# Objective
Repeat every record exactly, but keep images out of the copy.

-- BEGIN Records --

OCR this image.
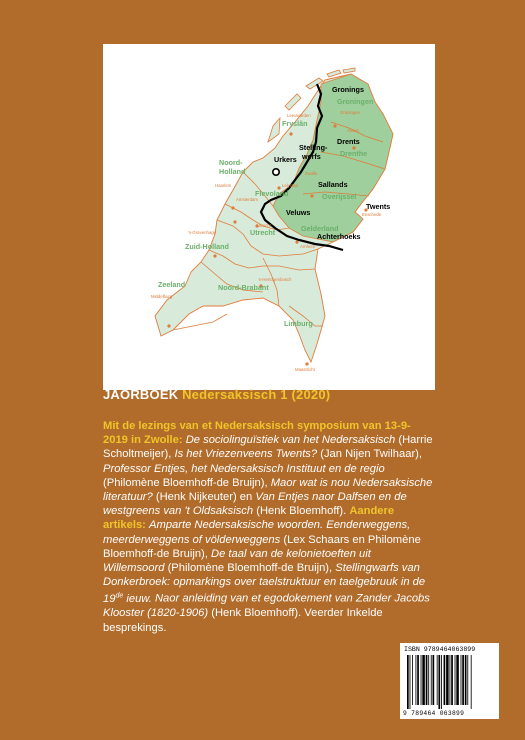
Gronings
Drents
Stelling-
werfs
Urkers
Sallands
Veluws
Twents
Achterhoeks
Groningen
Fryslân
Drenthe
Noord-
Holland
Flevoland	Overijssel
Utrecht	Gelderland
Zuid-Holland
Noord-Brabant
Zeeland
Limburg
Leeuwarden
Groningen
Assen
Zwolle
Lelystad
Haarlem
Amsterdam
Enschede
Arnhem
Utrecht
's-Gravenhage
's-Hertogenbosch
Middelburg
Maastricht
JAORBOEK Nedersaksisch 1 (2020)
Mit de lezings van et Nedersaksisch symposium van 13-9-2019 in Zwolle: De sociolinguïstiek van het Nedersaksisch (Harrie Scholtmeijer), Is het Vriezenveens Twents? (Jan Nijen Twilhaar), Professor Entjes, het Nedersaksisch Instituut en de regio (Philomène Bloemhoff-de Bruijn), Maor wat is nou Nedersaksische literatuur? (Henk Nijkeuter) en Van Entjes naor Dalfsen en de westgreens van 't Oldsaksisch (Henk Bloemhoff). Aandere artikels: Amparte Nedersaksische woorden. Eenderweggens, meerderweggens of völderweggens (Lex Schaars en Philomène Bloemhoff-de Bruijn), De taal van de kelonietoeften uit Willemsoord (Philomène Bloemhoff-de Bruijn), Stellingwarfs van Donkerbroek: opmarkings over taelstruktuur en taelgebruuk in de 19de ieuw. Naor anleiding van et egodokement van Zander Jacobs Klooster (1820-1906) (Henk Bloemhoff). Veerder Inkelde besprekings.
ISBN 9789464063899
9 789464 063899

-- END Records --

# Solution to the problem
OCR this image.
Gronings
Drents
Stelling-
werfs
Urkers
Sallands
Veluws
Twents
Achterhoeks
Groningen
Fryslân
Drenthe
Noord-
Holland
Flevoland	Overijssel
Utrecht	Gelderland
Zuid-Holland
Noord-Brabant
Zeeland
Limburg
Leeuwarden
Groningen
Assen
Zwolle
Lelystad
Haarlem
Amsterdam
Enschede
Arnhem
Utrecht
's-Gravenhage
's-Hertogenbosch
Middelburg
Maastricht
JAORBOEK Nedersaksisch 1 (2020)
Mit de lezings van et Nedersaksisch symposium van 13-9-2019 in Zwolle: De sociolinguïstiek van het Nedersaksisch (Harrie Scholtmeijer), Is het Vriezenveens Twents? (Jan Nijen Twilhaar), Professor Entjes, het Nedersaksisch Instituut en de regio (Philomène Bloemhoff-de Bruijn), Maor wat is nou Nedersaksische literatuur? (Henk Nijkeuter) en Van Entjes naor Dalfsen en de westgreens van 't Oldsaksisch (Henk Bloemhoff). Aandere artikels: Amparte Nedersaksische woorden. Eenderweggens, meerderweggens of völderweggens (Lex Schaars en Philomène Bloemhoff-de Bruijn), De taal van de kelonietoeften uit Willemsoord (Philomène Bloemhoff-de Bruijn), Stellingwarfs van Donkerbroek: opmarkings over taelstruktuur en taelgebruuk in de 19de ieuw. Naor anleiding van et egodokement van Zander Jacobs Klooster (1820-1906) (Henk Bloemhoff). Veerder Inkelde besprekings.
ISBN 9789464063899
9 789464 063899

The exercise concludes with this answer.